Extracts from a graphics dataset
■ ■ ■ ■ ■
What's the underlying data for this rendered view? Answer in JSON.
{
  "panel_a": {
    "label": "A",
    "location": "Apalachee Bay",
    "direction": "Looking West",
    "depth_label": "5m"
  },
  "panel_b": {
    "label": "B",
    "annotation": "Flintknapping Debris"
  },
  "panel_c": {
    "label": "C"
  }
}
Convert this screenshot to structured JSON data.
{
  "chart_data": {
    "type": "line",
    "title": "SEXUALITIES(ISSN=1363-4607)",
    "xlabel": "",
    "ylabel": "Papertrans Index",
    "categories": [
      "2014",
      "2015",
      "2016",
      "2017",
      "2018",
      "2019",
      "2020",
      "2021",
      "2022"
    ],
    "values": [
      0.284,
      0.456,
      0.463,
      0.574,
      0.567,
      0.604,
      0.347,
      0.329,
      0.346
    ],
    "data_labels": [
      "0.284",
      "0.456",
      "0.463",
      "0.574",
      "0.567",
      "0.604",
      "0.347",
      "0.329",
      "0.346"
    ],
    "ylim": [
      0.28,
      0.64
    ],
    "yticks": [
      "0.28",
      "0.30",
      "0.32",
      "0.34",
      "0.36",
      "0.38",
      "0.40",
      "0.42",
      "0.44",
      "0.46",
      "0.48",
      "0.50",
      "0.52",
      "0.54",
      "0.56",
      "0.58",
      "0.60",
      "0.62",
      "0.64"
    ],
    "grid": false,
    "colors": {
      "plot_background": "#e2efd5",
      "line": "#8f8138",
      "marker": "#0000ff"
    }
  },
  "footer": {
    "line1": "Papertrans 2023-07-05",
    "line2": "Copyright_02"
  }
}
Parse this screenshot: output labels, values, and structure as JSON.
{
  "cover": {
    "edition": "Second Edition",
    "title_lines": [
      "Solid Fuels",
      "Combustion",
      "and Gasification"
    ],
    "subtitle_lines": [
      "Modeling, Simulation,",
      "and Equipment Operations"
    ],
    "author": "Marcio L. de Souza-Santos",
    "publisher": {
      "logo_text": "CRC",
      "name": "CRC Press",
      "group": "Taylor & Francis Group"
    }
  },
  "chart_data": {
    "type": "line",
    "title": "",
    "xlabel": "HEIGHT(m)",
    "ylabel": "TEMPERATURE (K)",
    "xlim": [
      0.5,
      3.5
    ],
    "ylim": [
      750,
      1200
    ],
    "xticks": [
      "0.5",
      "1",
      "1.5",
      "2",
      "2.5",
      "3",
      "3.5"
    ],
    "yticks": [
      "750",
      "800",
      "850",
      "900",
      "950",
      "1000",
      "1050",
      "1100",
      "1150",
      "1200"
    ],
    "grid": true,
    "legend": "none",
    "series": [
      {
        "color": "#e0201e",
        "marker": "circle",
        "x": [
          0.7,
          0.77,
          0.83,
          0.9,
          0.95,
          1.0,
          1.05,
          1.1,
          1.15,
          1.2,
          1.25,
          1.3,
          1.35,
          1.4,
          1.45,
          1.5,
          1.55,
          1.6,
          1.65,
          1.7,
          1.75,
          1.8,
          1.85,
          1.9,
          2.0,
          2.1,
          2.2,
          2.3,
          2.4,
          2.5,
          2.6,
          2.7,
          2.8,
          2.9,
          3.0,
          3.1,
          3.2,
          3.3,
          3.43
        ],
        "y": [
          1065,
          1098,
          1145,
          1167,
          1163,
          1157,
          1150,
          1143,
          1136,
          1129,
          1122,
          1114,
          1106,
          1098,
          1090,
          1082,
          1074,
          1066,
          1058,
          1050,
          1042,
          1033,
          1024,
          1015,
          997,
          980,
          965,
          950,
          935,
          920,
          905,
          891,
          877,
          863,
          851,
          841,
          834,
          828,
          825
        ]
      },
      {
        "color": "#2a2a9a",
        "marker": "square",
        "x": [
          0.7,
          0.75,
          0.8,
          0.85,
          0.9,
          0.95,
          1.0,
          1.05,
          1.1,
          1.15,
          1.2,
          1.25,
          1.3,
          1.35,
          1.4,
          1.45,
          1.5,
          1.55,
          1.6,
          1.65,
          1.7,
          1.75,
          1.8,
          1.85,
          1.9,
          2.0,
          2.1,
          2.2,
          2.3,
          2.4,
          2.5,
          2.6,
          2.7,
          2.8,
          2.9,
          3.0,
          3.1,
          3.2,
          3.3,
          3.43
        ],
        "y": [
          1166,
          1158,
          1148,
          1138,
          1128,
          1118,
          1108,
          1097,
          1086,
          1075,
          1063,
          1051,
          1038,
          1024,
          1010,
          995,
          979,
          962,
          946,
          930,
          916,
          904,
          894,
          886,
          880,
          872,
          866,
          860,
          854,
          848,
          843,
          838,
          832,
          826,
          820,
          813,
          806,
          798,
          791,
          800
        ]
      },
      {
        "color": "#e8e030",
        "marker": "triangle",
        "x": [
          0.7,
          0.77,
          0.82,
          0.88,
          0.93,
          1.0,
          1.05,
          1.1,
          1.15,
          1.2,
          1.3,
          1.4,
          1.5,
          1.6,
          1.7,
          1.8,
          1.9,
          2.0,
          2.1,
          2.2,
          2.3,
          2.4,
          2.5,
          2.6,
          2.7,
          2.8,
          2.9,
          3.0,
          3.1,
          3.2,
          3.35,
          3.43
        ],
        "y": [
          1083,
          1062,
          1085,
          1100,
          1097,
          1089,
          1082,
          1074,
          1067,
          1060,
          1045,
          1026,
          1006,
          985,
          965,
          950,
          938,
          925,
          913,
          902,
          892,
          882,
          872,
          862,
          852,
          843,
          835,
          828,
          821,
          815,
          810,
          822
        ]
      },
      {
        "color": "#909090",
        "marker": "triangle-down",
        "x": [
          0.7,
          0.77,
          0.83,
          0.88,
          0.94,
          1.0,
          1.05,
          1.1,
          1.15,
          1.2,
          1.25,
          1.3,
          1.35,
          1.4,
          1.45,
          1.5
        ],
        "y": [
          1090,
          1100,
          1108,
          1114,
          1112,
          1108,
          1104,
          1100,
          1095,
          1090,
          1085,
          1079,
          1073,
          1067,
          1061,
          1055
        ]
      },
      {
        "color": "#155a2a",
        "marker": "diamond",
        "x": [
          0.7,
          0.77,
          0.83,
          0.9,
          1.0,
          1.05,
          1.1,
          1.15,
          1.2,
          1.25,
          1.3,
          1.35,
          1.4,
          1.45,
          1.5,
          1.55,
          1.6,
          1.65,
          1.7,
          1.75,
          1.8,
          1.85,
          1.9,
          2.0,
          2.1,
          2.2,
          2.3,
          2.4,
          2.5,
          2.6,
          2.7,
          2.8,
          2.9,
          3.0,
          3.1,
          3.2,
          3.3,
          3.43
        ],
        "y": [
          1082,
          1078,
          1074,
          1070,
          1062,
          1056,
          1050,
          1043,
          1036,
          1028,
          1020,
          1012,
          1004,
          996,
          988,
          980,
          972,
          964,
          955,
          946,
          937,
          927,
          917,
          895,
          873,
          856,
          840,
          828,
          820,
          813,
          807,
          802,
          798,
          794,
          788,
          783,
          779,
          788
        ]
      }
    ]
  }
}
■ ■ ■ ■ ■
» DESCRIPTION OF THE TASK:
Of the lines in the data above, how many contain the word "Papertrans"? Give only that figure.

» RESPONSE TO THIS EXERCISE:
2